_Instruction_
Copy out the data exactly, leaving the pictures behind.
* BEGIN *
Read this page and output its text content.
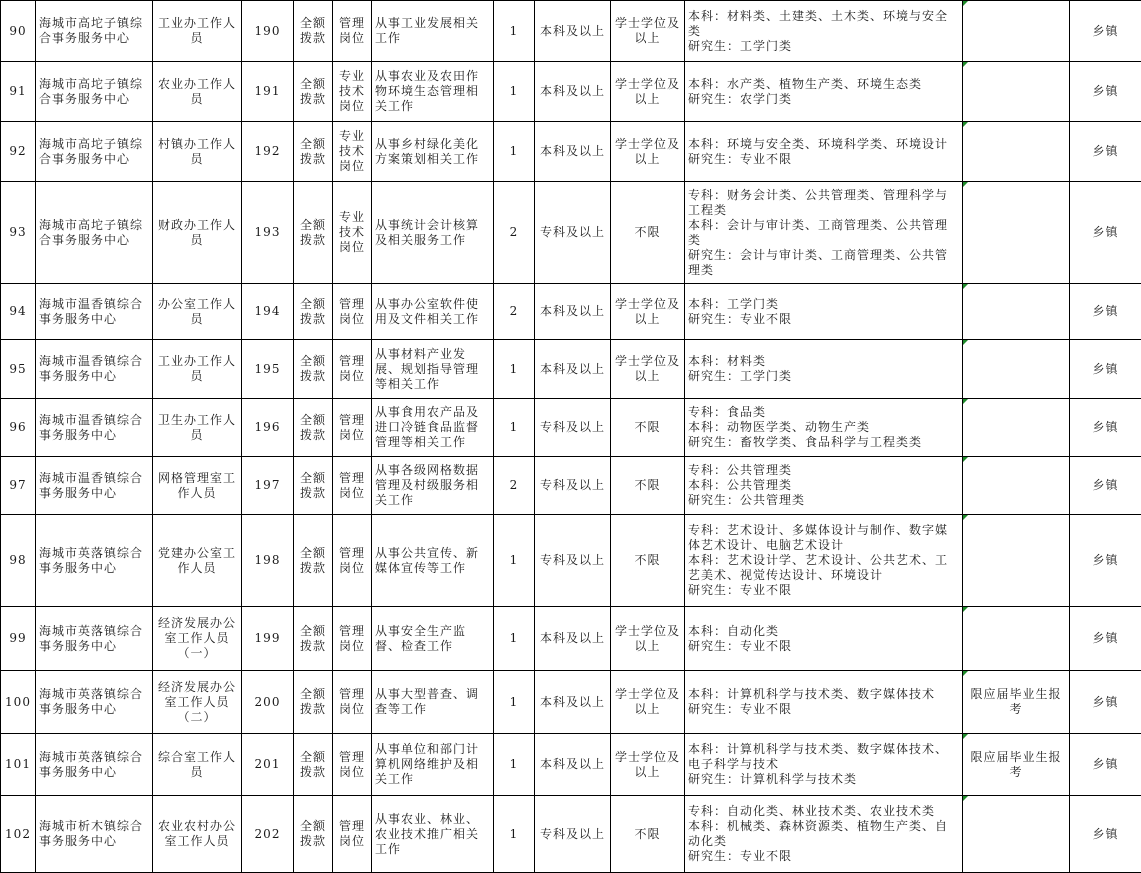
90	海城市高坨子镇综合事务服务中心	工业办工作人员	190	全额拨款	管理岗位	从事工业发展相关工作	1	本科及以上	学士学位及以上	本科：材料类、土建类、土木类、环境与安全类
研究生：工学门类		乡镇
91	海城市高坨子镇综合事务服务中心	农业办工作人员	191	全额拨款	专业技术岗位	从事农业及农田作物环境生态管理相关工作	1	本科及以上	学士学位及以上	本科：水产类、植物生产类、环境生态类
研究生：农学门类		乡镇
92	海城市高坨子镇综合事务服务中心	村镇办工作人员	192	全额拨款	专业技术岗位	从事乡村绿化美化方案策划相关工作	1	本科及以上	学士学位及以上	本科：环境与安全类、环境科学类、环境设计
研究生：专业不限		乡镇
93	海城市高坨子镇综合事务服务中心	财政办工作人员	193	全额拨款	专业技术岗位	从事统计会计核算及相关服务工作	2	专科及以上	不限	专科：财务会计类、公共管理类、管理科学与工程类
本科：会计与审计类、工商管理类、公共管理类
研究生：会计与审计类、工商管理类、公共管理类		乡镇
94	海城市温香镇综合事务服务中心	办公室工作人员	194	全额拨款	管理岗位	从事办公室软件使用及文件相关工作	2	本科及以上	学士学位及以上	本科：工学门类
研究生：专业不限		乡镇
95	海城市温香镇综合事务服务中心	工业办工作人员	195	全额拨款	管理岗位	从事材料产业发展、规划指导管理等相关工作	1	本科及以上	学士学位及以上	本科：材料类
研究生：工学门类		乡镇
96	海城市温香镇综合事务服务中心	卫生办工作人员	196	全额拨款	管理岗位	从事食用农产品及进口冷链食品监督管理等相关工作	1	专科及以上	不限	专科：食品类
本科：动物医学类、动物生产类
研究生：畜牧学类、食品科学与工程类类		乡镇
97	海城市温香镇综合事务服务中心	网格管理室工作人员	197	全额拨款	管理岗位	从事各级网格数据管理及村级服务相关工作	2	专科及以上	不限	专科：公共管理类
本科：公共管理类
研究生：公共管理类		乡镇
98	海城市英落镇综合事务服务中心	党建办公室工作人员	198	全额拨款	管理岗位	从事公共宣传、新媒体宣传等工作	1	专科及以上	不限	专科：艺术设计、多媒体设计与制作、数字媒体艺术设计、电脑艺术设计
本科：艺术设计学、艺术设计、公共艺术、工艺美术、视觉传达设计、环境设计
研究生：专业不限		乡镇
99	海城市英落镇综合事务服务中心	经济发展办公室工作人员（一）	199	全额拨款	管理岗位	从事安全生产监督、检查工作	1	本科及以上	学士学位及以上	本科：自动化类
研究生：专业不限		乡镇
100	海城市英落镇综合事务服务中心	经济发展办公室工作人员（二）	200	全额拨款	管理岗位	从事大型普查、调查等工作	1	本科及以上	学士学位及以上	本科：计算机科学与技术类、数字媒体技术
研究生：专业不限	限应届毕业生报考	乡镇
101	海城市英落镇综合事务服务中心	综合室工作人员	201	全额拨款	管理岗位	从事单位和部门计算机网络维护及相关工作	1	本科及以上	学士学位及以上	本科：计算机科学与技术类、数字媒体技术、电子科学与技术
研究生：计算机科学与技术类	限应届毕业生报考	乡镇
102	海城市析木镇综合事务服务中心	农业农村办公室工作人员	202	全额拨款	管理岗位	从事农业、林业、农业技术推广相关工作	1	专科及以上	不限	专科：自动化类、林业技术类、农业技术类
本科：机械类、森林资源类、植物生产类、自动化类
研究生：专业不限		乡镇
* END *
_Response to the exercise_
Read this page and output its text content.
90	海城市高坨子镇综合事务服务中心	工业办工作人员	190	全额拨款	管理岗位	从事工业发展相关工作	1	本科及以上	学士学位及以上	本科：材料类、土建类、土木类、环境与安全类
研究生：工学门类		乡镇
91	海城市高坨子镇综合事务服务中心	农业办工作人员	191	全额拨款	专业技术岗位	从事农业及农田作物环境生态管理相关工作	1	本科及以上	学士学位及以上	本科：水产类、植物生产类、环境生态类
研究生：农学门类		乡镇
92	海城市高坨子镇综合事务服务中心	村镇办工作人员	192	全额拨款	专业技术岗位	从事乡村绿化美化方案策划相关工作	1	本科及以上	学士学位及以上	本科：环境与安全类、环境科学类、环境设计
研究生：专业不限		乡镇
93	海城市高坨子镇综合事务服务中心	财政办工作人员	193	全额拨款	专业技术岗位	从事统计会计核算及相关服务工作	2	专科及以上	不限	专科：财务会计类、公共管理类、管理科学与工程类
本科：会计与审计类、工商管理类、公共管理类
研究生：会计与审计类、工商管理类、公共管理类		乡镇
94	海城市温香镇综合事务服务中心	办公室工作人员	194	全额拨款	管理岗位	从事办公室软件使用及文件相关工作	2	本科及以上	学士学位及以上	本科：工学门类
研究生：专业不限		乡镇
95	海城市温香镇综合事务服务中心	工业办工作人员	195	全额拨款	管理岗位	从事材料产业发展、规划指导管理等相关工作	1	本科及以上	学士学位及以上	本科：材料类
研究生：工学门类		乡镇
96	海城市温香镇综合事务服务中心	卫生办工作人员	196	全额拨款	管理岗位	从事食用农产品及进口冷链食品监督管理等相关工作	1	专科及以上	不限	专科：食品类
本科：动物医学类、动物生产类
研究生：畜牧学类、食品科学与工程类类		乡镇
97	海城市温香镇综合事务服务中心	网格管理室工作人员	197	全额拨款	管理岗位	从事各级网格数据管理及村级服务相关工作	2	专科及以上	不限	专科：公共管理类
本科：公共管理类
研究生：公共管理类		乡镇
98	海城市英落镇综合事务服务中心	党建办公室工作人员	198	全额拨款	管理岗位	从事公共宣传、新媒体宣传等工作	1	专科及以上	不限	专科：艺术设计、多媒体设计与制作、数字媒体艺术设计、电脑艺术设计
本科：艺术设计学、艺术设计、公共艺术、工艺美术、视觉传达设计、环境设计
研究生：专业不限		乡镇
99	海城市英落镇综合事务服务中心	经济发展办公室工作人员（一）	199	全额拨款	管理岗位	从事安全生产监督、检查工作	1	本科及以上	学士学位及以上	本科：自动化类
研究生：专业不限		乡镇
100	海城市英落镇综合事务服务中心	经济发展办公室工作人员（二）	200	全额拨款	管理岗位	从事大型普查、调查等工作	1	本科及以上	学士学位及以上	本科：计算机科学与技术类、数字媒体技术
研究生：专业不限	限应届毕业生报考	乡镇
101	海城市英落镇综合事务服务中心	综合室工作人员	201	全额拨款	管理岗位	从事单位和部门计算机网络维护及相关工作	1	本科及以上	学士学位及以上	本科：计算机科学与技术类、数字媒体技术、电子科学与技术
研究生：计算机科学与技术类	限应届毕业生报考	乡镇
102	海城市析木镇综合事务服务中心	农业农村办公室工作人员	202	全额拨款	管理岗位	从事农业、林业、农业技术推广相关工作	1	专科及以上	不限	专科：自动化类、林业技术类、农业技术类
本科：机械类、森林资源类、植物生产类、自动化类
研究生：专业不限		乡镇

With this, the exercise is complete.